_WRITTEN TASK_
Below are some records: retype them all exactly, but not the pictures.

** BEGIN **

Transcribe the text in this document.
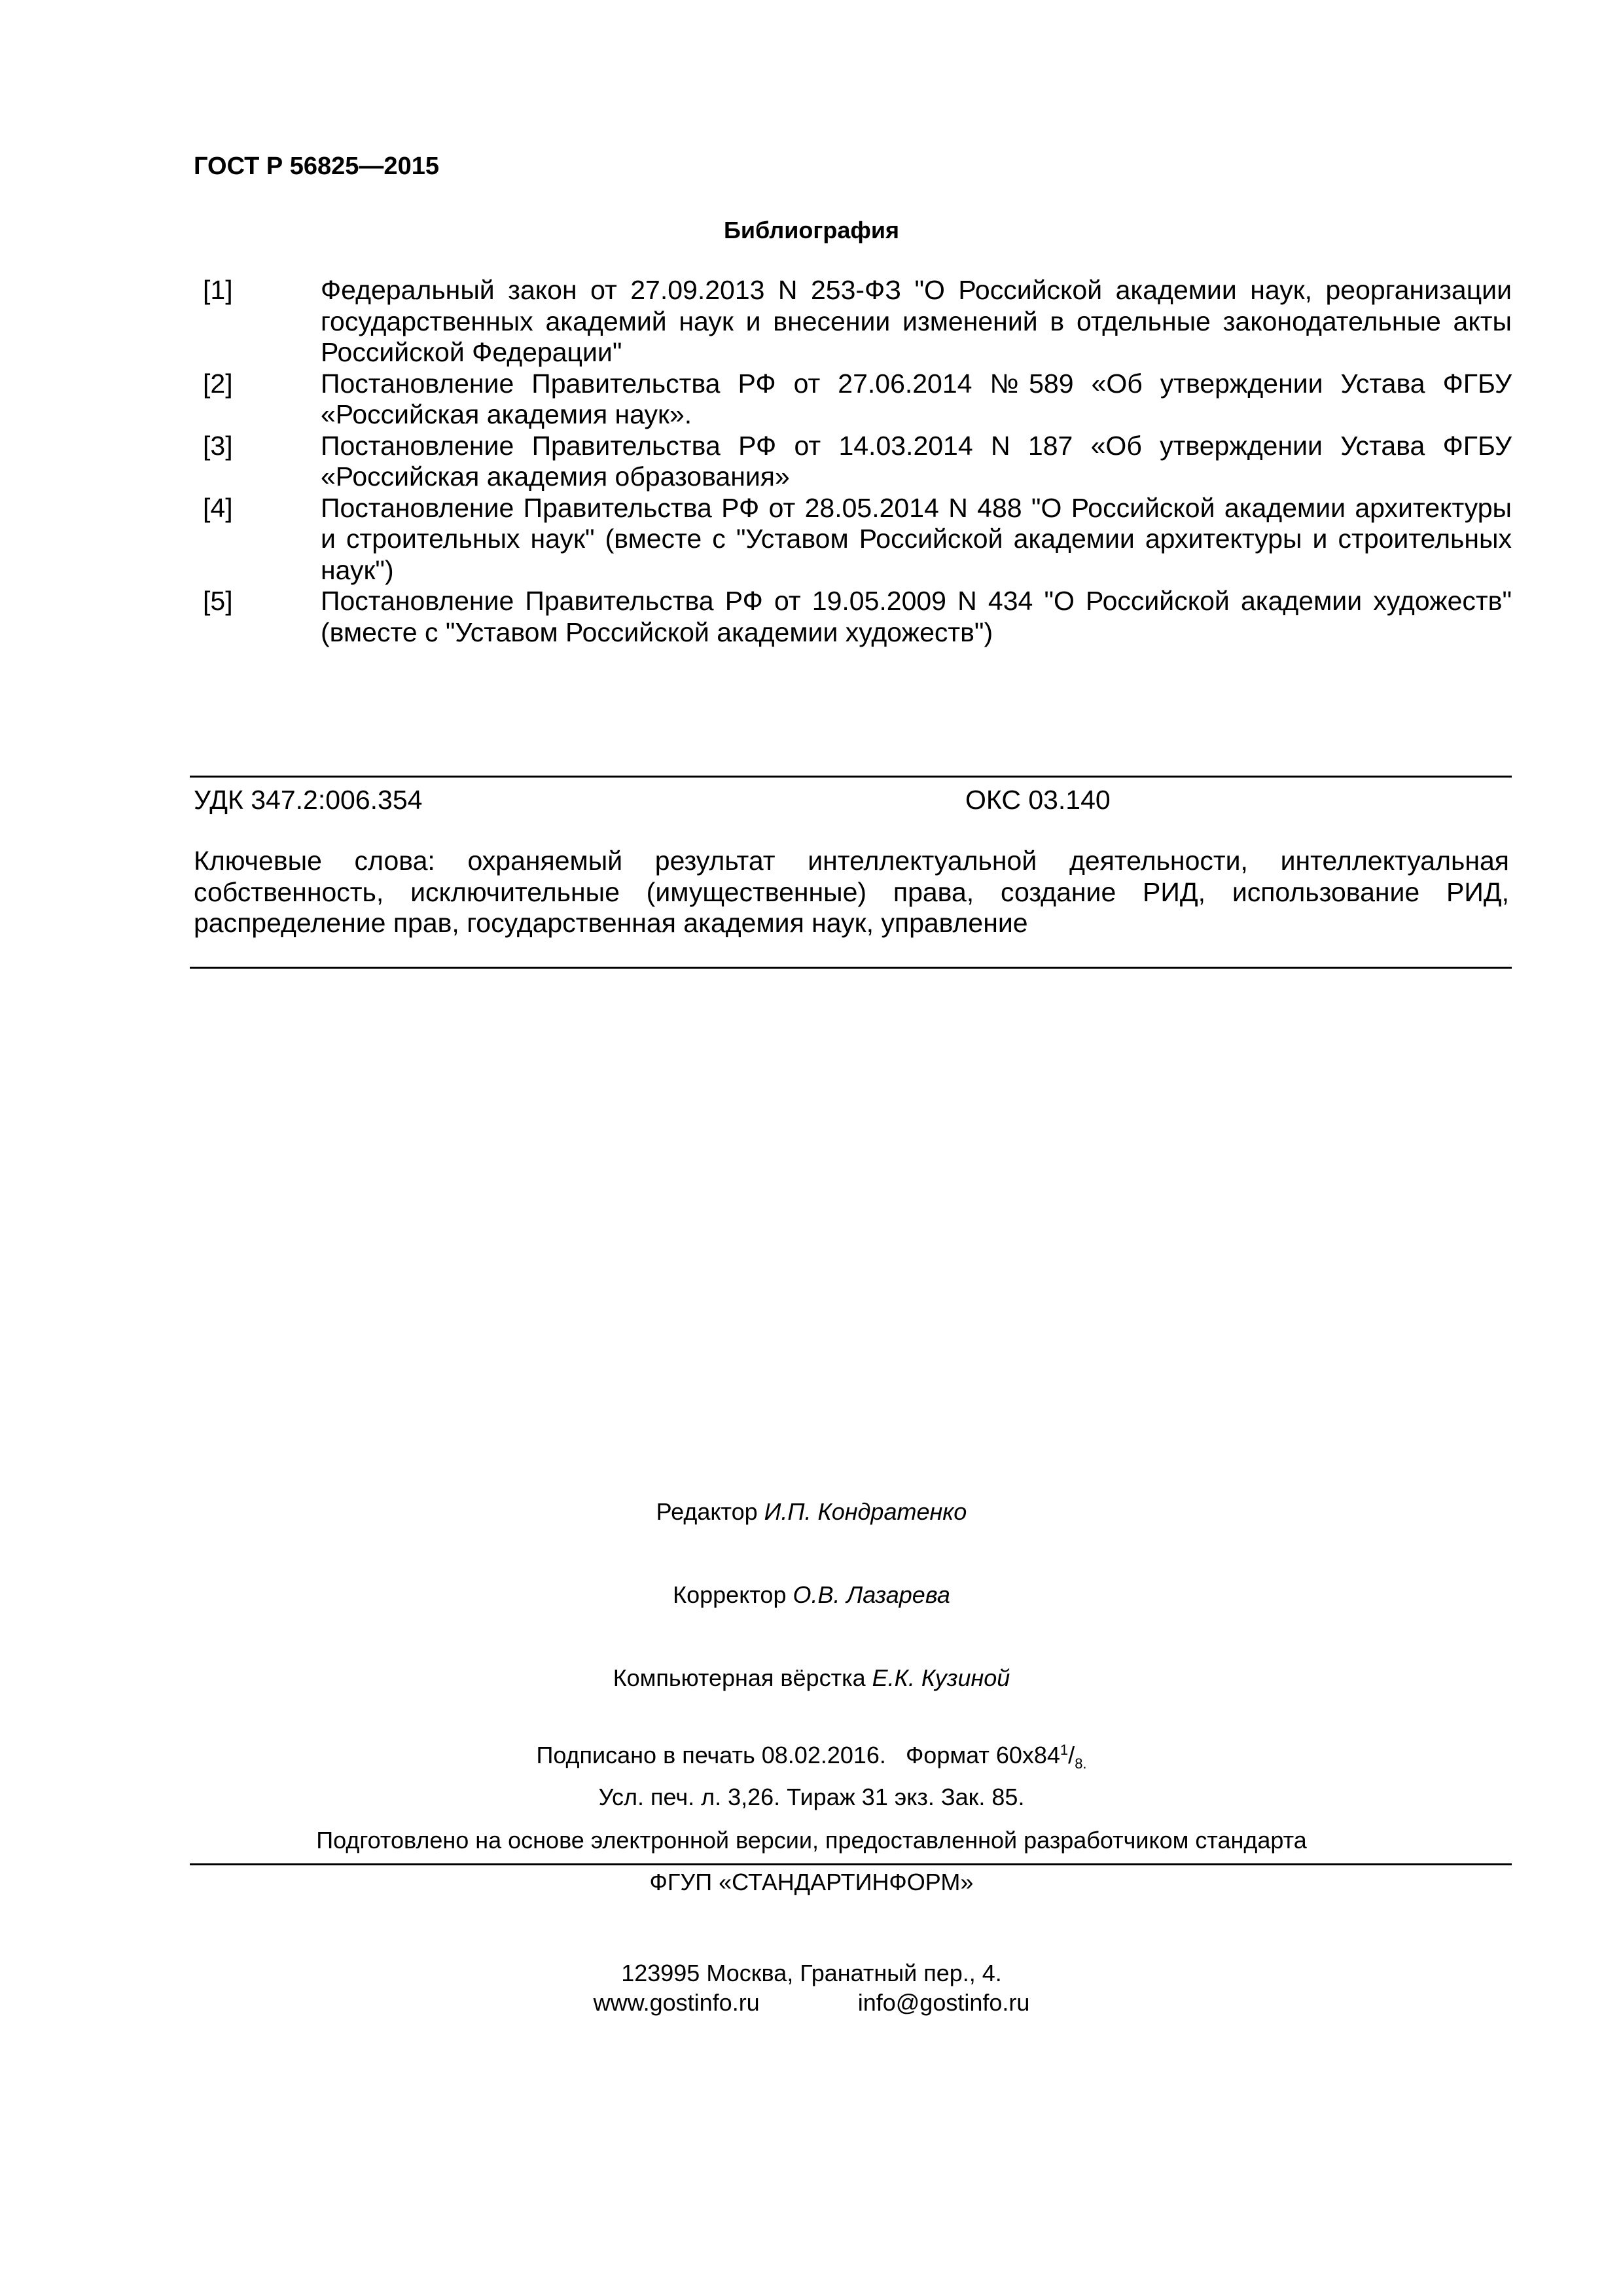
ГОСТ Р 56825—2015
Библиография
[1]	Федеральный закон от 27.09.2013 N 253-ФЗ "О Российской академии наук, реорганизации государственных академий наук и внесении изменений в отдельные законодательные акты Российской Федерации"
[2]	Постановление Правительства РФ от 27.06.2014 №589 «Об утверждении Устава ФГБУ «Российская академия наук».
[3]	Постановление Правительства РФ от 14.03.2014 N 187 «Об утверждении Устава ФГБУ «Российская академия образования»
[4]	Постановление Правительства РФ от 28.05.2014 N 488 "О Российской академии архитектуры и строительных наук" (вместе с "Уставом Российской академии архитектуры и строительных наук")
[5]	Постановление Правительства РФ от 19.05.2009 N 434 "О Российской академии художеств" (вместе с "Уставом Российской академии художеств")
УДК 347.2:006.354	ОКС 03.140
Ключевые слова: охраняемый результат интеллектуальной деятельности, интеллектуальная собственность, исключительные (имущественные) права, создание РИД, использование РИД, распределение прав, государственная академия наук, управление
Редактор И.П. Кондратенко
Корректор О.В. Лазарева
Компьютерная вёрстка Е.К. Кузиной
Подписано в печать 08.02.2016.   Формат $60х84^1/_{8.}$
Усл. печ. л. 3,26. Тираж 31 экз. Зак. 85.
Подготовлено на основе электронной версии, предоставленной разработчиком стандарта
ФГУП «СТАНДАРТИНФОРМ»
123995 Москва, Гранатный пер., 4.
www.gostinfo.ru	info@gostinfo.ru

** END **

_RESULT OF THE TASK_
Transcribe the text in this document.
ГОСТ Р 56825—2015
Библиография
[1]	Федеральный закон от 27.09.2013 N 253-ФЗ "О Российской академии наук, реорганизации государственных академий наук и внесении изменений в отдельные законодательные акты Российской Федерации"
[2]	Постановление Правительства РФ от 27.06.2014 №589 «Об утверждении Устава ФГБУ «Российская академия наук».
[3]	Постановление Правительства РФ от 14.03.2014 N 187 «Об утверждении Устава ФГБУ «Российская академия образования»
[4]	Постановление Правительства РФ от 28.05.2014 N 488 "О Российской академии архитектуры и строительных наук" (вместе с "Уставом Российской академии архитектуры и строительных наук")
[5]	Постановление Правительства РФ от 19.05.2009 N 434 "О Российской академии художеств" (вместе с "Уставом Российской академии художеств")
УДК 347.2:006.354	ОКС 03.140
Ключевые слова: охраняемый результат интеллектуальной деятельности, интеллектуальная собственность, исключительные (имущественные) права, создание РИД, использование РИД, распределение прав, государственная академия наук, управление
Редактор И.П. Кондратенко
Корректор О.В. Лазарева
Компьютерная вёрстка Е.К. Кузиной
Подписано в печать 08.02.2016.   Формат $60х84^1/_{8.}$
Усл. печ. л. 3,26. Тираж 31 экз. Зак. 85.
Подготовлено на основе электронной версии, предоставленной разработчиком стандарта
ФГУП «СТАНДАРТИНФОРМ»
123995 Москва, Гранатный пер., 4.
www.gostinfo.ru	info@gostinfo.ru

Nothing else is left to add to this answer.